Work to do |
Copy out all lines that hold "ネガティブインパクト".

Extracted records |
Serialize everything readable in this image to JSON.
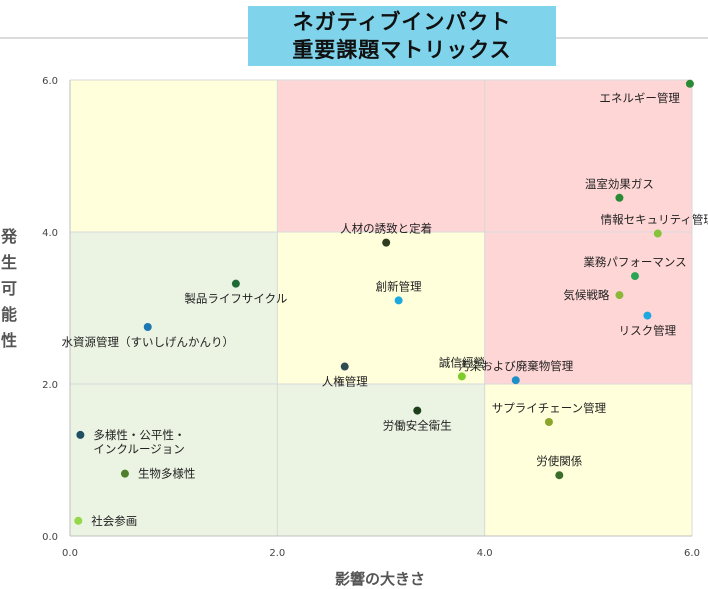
{
  "title_line1": "ネガティブインパクト",
  "title_line2": "重要課題マトリックス",
  "chart_data": {
    "type": "scatter",
    "title": "ネガティブインパクト 重要課題マトリックス",
    "xlabel": "影響の大きさ",
    "ylabel": "発生可能性",
    "xlim": [
      0,
      6
    ],
    "ylim": [
      0,
      6
    ],
    "x_ticks": [
      "0.0",
      "2.0",
      "4.0",
      "6.0"
    ],
    "y_ticks": [
      "0.0",
      "2.0",
      "4.0",
      "6.0"
    ],
    "grid": true,
    "zones": [
      {
        "x": [
          0,
          2
        ],
        "y": [
          0,
          2
        ],
        "color": "#ebf3e2"
      },
      {
        "x": [
          0,
          2
        ],
        "y": [
          2,
          4
        ],
        "color": "#ebf3e2"
      },
      {
        "x": [
          0,
          2
        ],
        "y": [
          4,
          6
        ],
        "color": "#ffffdb"
      },
      {
        "x": [
          2,
          4
        ],
        "y": [
          0,
          2
        ],
        "color": "#ebf3e2"
      },
      {
        "x": [
          2,
          4
        ],
        "y": [
          2,
          4
        ],
        "color": "#ffffdb"
      },
      {
        "x": [
          2,
          4
        ],
        "y": [
          4,
          6
        ],
        "color": "#ffd6d6"
      },
      {
        "x": [
          4,
          6
        ],
        "y": [
          0,
          2
        ],
        "color": "#ffffdb"
      },
      {
        "x": [
          4,
          6
        ],
        "y": [
          2,
          4
        ],
        "color": "#ffd6d6"
      },
      {
        "x": [
          4,
          6
        ],
        "y": [
          4,
          6
        ],
        "color": "#ffd6d6"
      }
    ],
    "points": [
      {
        "label": "エネルギー管理",
        "x": 5.98,
        "y": 5.95,
        "color": "#2a8a36",
        "label_pos": "left-below"
      },
      {
        "label": "温室効果ガス",
        "x": 5.3,
        "y": 4.45,
        "color": "#2a8a36",
        "label_pos": "above"
      },
      {
        "label": "情報セキュリティ管理",
        "x": 5.67,
        "y": 3.98,
        "color": "#86c33a",
        "label_pos": "above"
      },
      {
        "label": "人材の誘致と定着",
        "x": 3.05,
        "y": 3.86,
        "color": "#2e3d1f",
        "label_pos": "above"
      },
      {
        "label": "業務パフォーマンス",
        "x": 5.45,
        "y": 3.42,
        "color": "#2aa555",
        "label_pos": "above"
      },
      {
        "label": "製品ライフサイクル",
        "x": 1.6,
        "y": 3.32,
        "color": "#1e6b38",
        "label_pos": "below"
      },
      {
        "label": "気候戦略",
        "x": 5.3,
        "y": 3.17,
        "color": "#8ab93a",
        "label_pos": "left"
      },
      {
        "label": "創新管理",
        "x": 3.17,
        "y": 3.1,
        "color": "#1ea8e0",
        "label_pos": "above"
      },
      {
        "label": "リスク管理",
        "x": 5.57,
        "y": 2.9,
        "color": "#1ea8e0",
        "label_pos": "below"
      },
      {
        "label": "水資源管理（すいしげんかんり）",
        "x": 0.75,
        "y": 2.75,
        "color": "#1c77b2",
        "label_pos": "below"
      },
      {
        "label": "人権管理",
        "x": 2.65,
        "y": 2.23,
        "color": "#2e4a52",
        "label_pos": "below"
      },
      {
        "label": "誠信經營",
        "x": 3.78,
        "y": 2.1,
        "color": "#7ecb2e",
        "label_pos": "above"
      },
      {
        "label": "汚染および廃棄物管理",
        "x": 4.3,
        "y": 2.05,
        "color": "#1e90c8",
        "label_pos": "above"
      },
      {
        "label": "労働安全衛生",
        "x": 3.35,
        "y": 1.65,
        "color": "#1f3f1a",
        "label_pos": "below"
      },
      {
        "label": "サプライチェーン管理",
        "x": 4.62,
        "y": 1.5,
        "color": "#8aa52a",
        "label_pos": "above"
      },
      {
        "label": "多様性・公平性・\nインクルージョン",
        "x": 0.1,
        "y": 1.33,
        "color": "#1f4f62",
        "label_pos": "right"
      },
      {
        "label": "労使関係",
        "x": 4.72,
        "y": 0.8,
        "color": "#3a6e2a",
        "label_pos": "above"
      },
      {
        "label": "生物多様性",
        "x": 0.53,
        "y": 0.82,
        "color": "#4f7f2a",
        "label_pos": "right"
      },
      {
        "label": "社会参画",
        "x": 0.08,
        "y": 0.2,
        "color": "#93d94a",
        "label_pos": "right"
      }
    ]
  }
}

The solution |
  "title_line1": "ネガティブインパクト",
    "title": "ネガティブインパクト 重要課題マトリックス",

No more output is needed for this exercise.